### Exercise aim
Put the stretch of lines below, from the first line through the one containing "starburst-icon — [43, 24, 237, 239]", into a JSON list of strings with one string per line, leaving out any blank lines.

### Dataset rows
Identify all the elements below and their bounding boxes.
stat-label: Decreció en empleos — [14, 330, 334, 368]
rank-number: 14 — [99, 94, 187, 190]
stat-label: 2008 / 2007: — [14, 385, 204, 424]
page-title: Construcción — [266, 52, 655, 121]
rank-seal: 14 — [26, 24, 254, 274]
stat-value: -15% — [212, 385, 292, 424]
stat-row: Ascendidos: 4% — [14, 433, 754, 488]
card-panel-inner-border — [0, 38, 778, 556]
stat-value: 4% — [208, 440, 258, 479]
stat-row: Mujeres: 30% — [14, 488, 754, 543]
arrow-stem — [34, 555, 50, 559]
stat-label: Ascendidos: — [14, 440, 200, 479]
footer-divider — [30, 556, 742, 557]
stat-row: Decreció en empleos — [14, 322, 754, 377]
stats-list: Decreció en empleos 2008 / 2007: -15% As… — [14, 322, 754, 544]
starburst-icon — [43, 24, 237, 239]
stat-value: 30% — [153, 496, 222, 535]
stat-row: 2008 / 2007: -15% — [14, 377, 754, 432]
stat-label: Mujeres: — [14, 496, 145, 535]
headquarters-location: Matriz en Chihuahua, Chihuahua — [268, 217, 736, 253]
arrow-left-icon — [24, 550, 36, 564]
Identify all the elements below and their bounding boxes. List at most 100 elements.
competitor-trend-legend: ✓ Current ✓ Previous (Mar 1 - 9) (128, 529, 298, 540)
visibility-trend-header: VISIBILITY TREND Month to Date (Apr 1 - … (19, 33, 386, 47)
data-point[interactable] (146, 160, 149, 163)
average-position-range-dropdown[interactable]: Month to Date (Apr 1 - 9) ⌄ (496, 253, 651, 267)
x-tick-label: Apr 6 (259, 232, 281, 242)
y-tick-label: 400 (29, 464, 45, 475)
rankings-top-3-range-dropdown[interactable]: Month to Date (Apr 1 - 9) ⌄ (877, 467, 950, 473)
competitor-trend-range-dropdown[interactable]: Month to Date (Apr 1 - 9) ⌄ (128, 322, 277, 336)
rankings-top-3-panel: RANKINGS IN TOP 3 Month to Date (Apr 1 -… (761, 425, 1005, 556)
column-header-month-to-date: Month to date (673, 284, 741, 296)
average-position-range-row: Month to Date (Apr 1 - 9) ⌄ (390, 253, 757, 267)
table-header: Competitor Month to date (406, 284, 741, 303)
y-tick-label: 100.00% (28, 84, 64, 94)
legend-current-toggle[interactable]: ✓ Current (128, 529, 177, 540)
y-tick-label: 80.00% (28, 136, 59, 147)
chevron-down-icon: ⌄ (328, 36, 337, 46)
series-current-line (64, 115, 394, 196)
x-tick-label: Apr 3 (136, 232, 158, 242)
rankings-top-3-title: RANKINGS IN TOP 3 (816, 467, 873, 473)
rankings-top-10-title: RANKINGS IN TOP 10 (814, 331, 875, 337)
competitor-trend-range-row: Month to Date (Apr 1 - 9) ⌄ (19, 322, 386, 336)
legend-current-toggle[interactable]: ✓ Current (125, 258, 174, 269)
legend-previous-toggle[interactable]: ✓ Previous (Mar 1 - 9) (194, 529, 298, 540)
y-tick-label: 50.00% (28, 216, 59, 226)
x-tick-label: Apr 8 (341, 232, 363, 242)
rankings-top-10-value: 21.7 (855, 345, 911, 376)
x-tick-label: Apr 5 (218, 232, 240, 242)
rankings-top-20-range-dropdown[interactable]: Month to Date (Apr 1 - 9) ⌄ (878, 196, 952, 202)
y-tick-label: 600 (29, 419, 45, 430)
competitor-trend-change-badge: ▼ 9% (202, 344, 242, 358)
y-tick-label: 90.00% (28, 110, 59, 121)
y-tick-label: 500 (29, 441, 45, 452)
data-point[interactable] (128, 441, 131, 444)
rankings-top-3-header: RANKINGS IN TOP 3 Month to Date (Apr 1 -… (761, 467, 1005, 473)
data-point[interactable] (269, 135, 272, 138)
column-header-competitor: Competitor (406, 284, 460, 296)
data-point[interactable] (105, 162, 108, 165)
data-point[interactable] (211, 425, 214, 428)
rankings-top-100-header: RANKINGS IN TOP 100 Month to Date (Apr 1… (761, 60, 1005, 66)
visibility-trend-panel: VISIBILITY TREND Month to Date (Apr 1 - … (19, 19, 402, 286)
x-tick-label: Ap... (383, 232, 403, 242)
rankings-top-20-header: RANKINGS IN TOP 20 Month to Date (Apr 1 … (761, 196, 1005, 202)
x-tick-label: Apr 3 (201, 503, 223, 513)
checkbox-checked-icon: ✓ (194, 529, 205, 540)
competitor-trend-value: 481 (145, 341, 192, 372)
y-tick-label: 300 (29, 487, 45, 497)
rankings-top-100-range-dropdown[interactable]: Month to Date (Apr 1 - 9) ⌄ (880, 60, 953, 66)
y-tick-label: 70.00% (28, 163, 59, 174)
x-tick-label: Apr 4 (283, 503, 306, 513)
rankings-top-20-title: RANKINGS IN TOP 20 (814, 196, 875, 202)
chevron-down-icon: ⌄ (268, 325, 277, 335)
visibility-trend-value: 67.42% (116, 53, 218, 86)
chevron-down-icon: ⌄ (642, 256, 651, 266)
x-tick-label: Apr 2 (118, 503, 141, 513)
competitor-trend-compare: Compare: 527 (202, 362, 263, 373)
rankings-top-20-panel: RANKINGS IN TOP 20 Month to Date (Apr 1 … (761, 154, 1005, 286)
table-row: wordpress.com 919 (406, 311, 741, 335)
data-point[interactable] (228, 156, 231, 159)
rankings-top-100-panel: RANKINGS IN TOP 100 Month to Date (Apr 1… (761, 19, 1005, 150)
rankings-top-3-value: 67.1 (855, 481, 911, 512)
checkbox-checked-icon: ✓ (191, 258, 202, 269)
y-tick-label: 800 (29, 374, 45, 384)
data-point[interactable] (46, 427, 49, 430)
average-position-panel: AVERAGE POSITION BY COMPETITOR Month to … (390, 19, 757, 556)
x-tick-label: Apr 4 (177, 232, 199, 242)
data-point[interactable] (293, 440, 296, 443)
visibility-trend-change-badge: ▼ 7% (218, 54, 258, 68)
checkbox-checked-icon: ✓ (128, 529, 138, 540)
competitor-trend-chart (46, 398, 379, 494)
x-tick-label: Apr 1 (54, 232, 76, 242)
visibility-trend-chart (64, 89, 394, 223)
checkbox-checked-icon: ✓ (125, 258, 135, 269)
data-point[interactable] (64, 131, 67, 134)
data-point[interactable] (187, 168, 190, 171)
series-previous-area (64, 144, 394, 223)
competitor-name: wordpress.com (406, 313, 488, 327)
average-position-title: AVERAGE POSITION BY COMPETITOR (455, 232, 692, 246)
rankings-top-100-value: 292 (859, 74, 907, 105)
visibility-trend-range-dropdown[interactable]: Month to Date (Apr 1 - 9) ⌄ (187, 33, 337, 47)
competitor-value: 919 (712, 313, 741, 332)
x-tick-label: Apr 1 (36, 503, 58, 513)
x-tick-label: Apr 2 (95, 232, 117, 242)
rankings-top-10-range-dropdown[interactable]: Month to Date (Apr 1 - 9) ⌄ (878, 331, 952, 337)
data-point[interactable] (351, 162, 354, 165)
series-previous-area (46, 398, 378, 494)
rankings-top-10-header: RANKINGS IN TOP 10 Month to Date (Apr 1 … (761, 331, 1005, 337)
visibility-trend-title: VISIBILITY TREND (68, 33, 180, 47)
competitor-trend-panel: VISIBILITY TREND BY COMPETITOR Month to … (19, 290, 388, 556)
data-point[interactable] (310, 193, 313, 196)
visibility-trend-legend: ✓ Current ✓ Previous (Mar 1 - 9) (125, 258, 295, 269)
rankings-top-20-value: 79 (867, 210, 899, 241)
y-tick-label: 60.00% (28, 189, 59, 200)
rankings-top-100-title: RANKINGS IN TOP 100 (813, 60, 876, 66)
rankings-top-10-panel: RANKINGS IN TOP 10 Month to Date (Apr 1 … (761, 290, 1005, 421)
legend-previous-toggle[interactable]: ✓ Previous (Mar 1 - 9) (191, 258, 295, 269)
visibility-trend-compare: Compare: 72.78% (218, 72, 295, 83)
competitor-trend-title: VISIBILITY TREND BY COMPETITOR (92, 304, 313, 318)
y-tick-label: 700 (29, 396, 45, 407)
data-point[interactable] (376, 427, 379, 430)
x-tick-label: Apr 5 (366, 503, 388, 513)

### Reply
[
  "Identify all the elements below and their bounding boxes.",
  "stat-label: Decreció en empleos — [14, 330, 334, 368]",
  "rank-number: 14 — [99, 94, 187, 190]",
  "stat-label: 2008 / 2007: — [14, 385, 204, 424]",
  "page-title: Construcción — [266, 52, 655, 121]",
  "rank-seal: 14 — [26, 24, 254, 274]",
  "stat-value: -15% — [212, 385, 292, 424]",
  "stat-row: Ascendidos: 4% — [14, 433, 754, 488]",
  "card-panel-inner-border — [0, 38, 778, 556]",
  "stat-value: 4% — [208, 440, 258, 479]",
  "stat-row: Mujeres: 30% — [14, 488, 754, 543]",
  "arrow-stem — [34, 555, 50, 559]",
  "stat-label: Ascendidos: — [14, 440, 200, 479]",
  "footer-divider — [30, 556, 742, 557]",
  "stat-row: Decreció en empleos — [14, 322, 754, 377]",
  "stats-list: Decreció en empleos 2008 / 2007: -15% As… — [14, 322, 754, 544]",
  "starburst-icon — [43, 24, 237, 239]"
]